### Exercise objective
Write out the whole listing again, exactly.

------ Listed records ------

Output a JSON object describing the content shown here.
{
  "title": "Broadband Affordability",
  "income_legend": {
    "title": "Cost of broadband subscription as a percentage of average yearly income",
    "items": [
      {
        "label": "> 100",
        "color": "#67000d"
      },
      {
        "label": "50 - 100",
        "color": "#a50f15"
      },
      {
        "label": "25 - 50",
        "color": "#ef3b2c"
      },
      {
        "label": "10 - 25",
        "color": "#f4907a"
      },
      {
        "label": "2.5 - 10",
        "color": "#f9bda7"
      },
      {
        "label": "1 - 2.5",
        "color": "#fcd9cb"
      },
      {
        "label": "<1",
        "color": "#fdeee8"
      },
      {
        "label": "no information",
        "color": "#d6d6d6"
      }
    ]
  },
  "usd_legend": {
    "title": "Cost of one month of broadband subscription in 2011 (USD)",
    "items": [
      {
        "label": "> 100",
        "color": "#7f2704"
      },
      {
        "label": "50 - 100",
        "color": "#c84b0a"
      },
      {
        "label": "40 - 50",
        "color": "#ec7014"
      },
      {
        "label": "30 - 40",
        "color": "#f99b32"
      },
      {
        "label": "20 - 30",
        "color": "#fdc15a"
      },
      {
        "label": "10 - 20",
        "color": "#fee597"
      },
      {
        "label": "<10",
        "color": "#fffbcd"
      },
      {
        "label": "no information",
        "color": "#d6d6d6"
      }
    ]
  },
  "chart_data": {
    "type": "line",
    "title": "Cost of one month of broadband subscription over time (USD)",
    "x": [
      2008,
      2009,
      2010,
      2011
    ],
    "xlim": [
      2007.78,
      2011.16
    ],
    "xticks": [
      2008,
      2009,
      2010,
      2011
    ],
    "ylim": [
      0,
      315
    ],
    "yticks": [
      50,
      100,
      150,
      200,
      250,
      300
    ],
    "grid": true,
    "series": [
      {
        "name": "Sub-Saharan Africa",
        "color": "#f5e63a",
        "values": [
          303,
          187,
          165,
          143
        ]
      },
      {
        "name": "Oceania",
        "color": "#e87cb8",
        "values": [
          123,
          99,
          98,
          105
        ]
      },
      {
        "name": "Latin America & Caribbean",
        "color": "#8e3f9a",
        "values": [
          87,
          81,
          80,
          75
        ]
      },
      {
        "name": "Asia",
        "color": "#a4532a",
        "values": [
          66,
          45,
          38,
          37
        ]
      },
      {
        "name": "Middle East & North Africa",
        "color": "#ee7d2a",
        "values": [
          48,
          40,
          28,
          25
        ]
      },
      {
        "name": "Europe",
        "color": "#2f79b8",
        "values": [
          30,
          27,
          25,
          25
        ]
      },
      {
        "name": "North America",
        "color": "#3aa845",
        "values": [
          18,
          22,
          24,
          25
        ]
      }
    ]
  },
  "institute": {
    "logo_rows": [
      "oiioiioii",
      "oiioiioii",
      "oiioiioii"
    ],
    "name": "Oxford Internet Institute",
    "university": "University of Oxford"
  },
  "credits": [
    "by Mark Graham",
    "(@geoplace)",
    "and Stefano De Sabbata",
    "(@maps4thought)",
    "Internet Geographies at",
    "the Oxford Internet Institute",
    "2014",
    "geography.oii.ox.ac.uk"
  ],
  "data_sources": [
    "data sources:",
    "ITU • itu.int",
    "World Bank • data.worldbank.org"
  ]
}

------

### Solution for this exercise
Output a JSON object describing the content shown here.
{
  "title": "Broadband Affordability",
  "income_legend": {
    "title": "Cost of broadband subscription as a percentage of average yearly income",
    "items": [
      {
        "label": "> 100",
        "color": "#67000d"
      },
      {
        "label": "50 - 100",
        "color": "#a50f15"
      },
      {
        "label": "25 - 50",
        "color": "#ef3b2c"
      },
      {
        "label": "10 - 25",
        "color": "#f4907a"
      },
      {
        "label": "2.5 - 10",
        "color": "#f9bda7"
      },
      {
        "label": "1 - 2.5",
        "color": "#fcd9cb"
      },
      {
        "label": "<1",
        "color": "#fdeee8"
      },
      {
        "label": "no information",
        "color": "#d6d6d6"
      }
    ]
  },
  "usd_legend": {
    "title": "Cost of one month of broadband subscription in 2011 (USD)",
    "items": [
      {
        "label": "> 100",
        "color": "#7f2704"
      },
      {
        "label": "50 - 100",
        "color": "#c84b0a"
      },
      {
        "label": "40 - 50",
        "color": "#ec7014"
      },
      {
        "label": "30 - 40",
        "color": "#f99b32"
      },
      {
        "label": "20 - 30",
        "color": "#fdc15a"
      },
      {
        "label": "10 - 20",
        "color": "#fee597"
      },
      {
        "label": "<10",
        "color": "#fffbcd"
      },
      {
        "label": "no information",
        "color": "#d6d6d6"
      }
    ]
  },
  "chart_data": {
    "type": "line",
    "title": "Cost of one month of broadband subscription over time (USD)",
    "x": [
      2008,
      2009,
      2010,
      2011
    ],
    "xlim": [
      2007.78,
      2011.16
    ],
    "xticks": [
      2008,
      2009,
      2010,
      2011
    ],
    "ylim": [
      0,
      315
    ],
    "yticks": [
      50,
      100,
      150,
      200,
      250,
      300
    ],
    "grid": true,
    "series": [
      {
        "name": "Sub-Saharan Africa",
        "color": "#f5e63a",
        "values": [
          303,
          187,
          165,
          143
        ]
      },
      {
        "name": "Oceania",
        "color": "#e87cb8",
        "values": [
          123,
          99,
          98,
          105
        ]
      },
      {
        "name": "Latin America & Caribbean",
        "color": "#8e3f9a",
        "values": [
          87,
          81,
          80,
          75
        ]
      },
      {
        "name": "Asia",
        "color": "#a4532a",
        "values": [
          66,
          45,
          38,
          37
        ]
      },
      {
        "name": "Middle East & North Africa",
        "color": "#ee7d2a",
        "values": [
          48,
          40,
          28,
          25
        ]
      },
      {
        "name": "Europe",
        "color": "#2f79b8",
        "values": [
          30,
          27,
          25,
          25
        ]
      },
      {
        "name": "North America",
        "color": "#3aa845",
        "values": [
          18,
          22,
          24,
          25
        ]
      }
    ]
  },
  "institute": {
    "logo_rows": [
      "oiioiioii",
      "oiioiioii",
      "oiioiioii"
    ],
    "name": "Oxford Internet Institute",
    "university": "University of Oxford"
  },
  "credits": [
    "by Mark Graham",
    "(@geoplace)",
    "and Stefano De Sabbata",
    "(@maps4thought)",
    "Internet Geographies at",
    "the Oxford Internet Institute",
    "2014",
    "geography.oii.ox.ac.uk"
  ],
  "data_sources": [
    "data sources:",
    "ITU • itu.int",
    "World Bank • data.worldbank.org"
  ]
}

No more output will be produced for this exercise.